##### Input data #####

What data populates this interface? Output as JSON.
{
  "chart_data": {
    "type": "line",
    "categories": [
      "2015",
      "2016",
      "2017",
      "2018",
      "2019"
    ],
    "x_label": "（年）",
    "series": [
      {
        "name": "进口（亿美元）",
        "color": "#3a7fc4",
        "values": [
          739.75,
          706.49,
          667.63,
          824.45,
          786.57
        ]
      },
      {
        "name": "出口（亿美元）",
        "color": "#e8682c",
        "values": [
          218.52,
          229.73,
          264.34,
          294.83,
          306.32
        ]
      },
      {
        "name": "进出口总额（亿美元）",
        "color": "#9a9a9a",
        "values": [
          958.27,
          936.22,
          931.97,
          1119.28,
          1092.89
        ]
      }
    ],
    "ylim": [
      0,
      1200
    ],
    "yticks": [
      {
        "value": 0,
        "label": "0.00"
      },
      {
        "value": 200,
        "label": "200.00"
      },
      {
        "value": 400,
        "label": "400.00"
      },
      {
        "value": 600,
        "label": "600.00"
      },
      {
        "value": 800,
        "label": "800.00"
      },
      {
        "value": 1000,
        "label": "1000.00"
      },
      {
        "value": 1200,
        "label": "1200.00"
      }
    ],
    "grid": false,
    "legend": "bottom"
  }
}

#####

• Prompt
Each line of the listing above should be output exactly.

• Reply
What data populates this interface? Output as JSON.
{
  "chart_data": {
    "type": "line",
    "categories": [
      "2015",
      "2016",
      "2017",
      "2018",
      "2019"
    ],
    "x_label": "（年）",
    "series": [
      {
        "name": "进口（亿美元）",
        "color": "#3a7fc4",
        "values": [
          739.75,
          706.49,
          667.63,
          824.45,
          786.57
        ]
      },
      {
        "name": "出口（亿美元）",
        "color": "#e8682c",
        "values": [
          218.52,
          229.73,
          264.34,
          294.83,
          306.32
        ]
      },
      {
        "name": "进出口总额（亿美元）",
        "color": "#9a9a9a",
        "values": [
          958.27,
          936.22,
          931.97,
          1119.28,
          1092.89
        ]
      }
    ],
    "ylim": [
      0,
      1200
    ],
    "yticks": [
      {
        "value": 0,
        "label": "0.00"
      },
      {
        "value": 200,
        "label": "200.00"
      },
      {
        "value": 400,
        "label": "400.00"
      },
      {
        "value": 600,
        "label": "600.00"
      },
      {
        "value": 800,
        "label": "800.00"
      },
      {
        "value": 1000,
        "label": "1000.00"
      },
      {
        "value": 1200,
        "label": "1200.00"
      }
    ],
    "grid": false,
    "legend": "bottom"
  }
}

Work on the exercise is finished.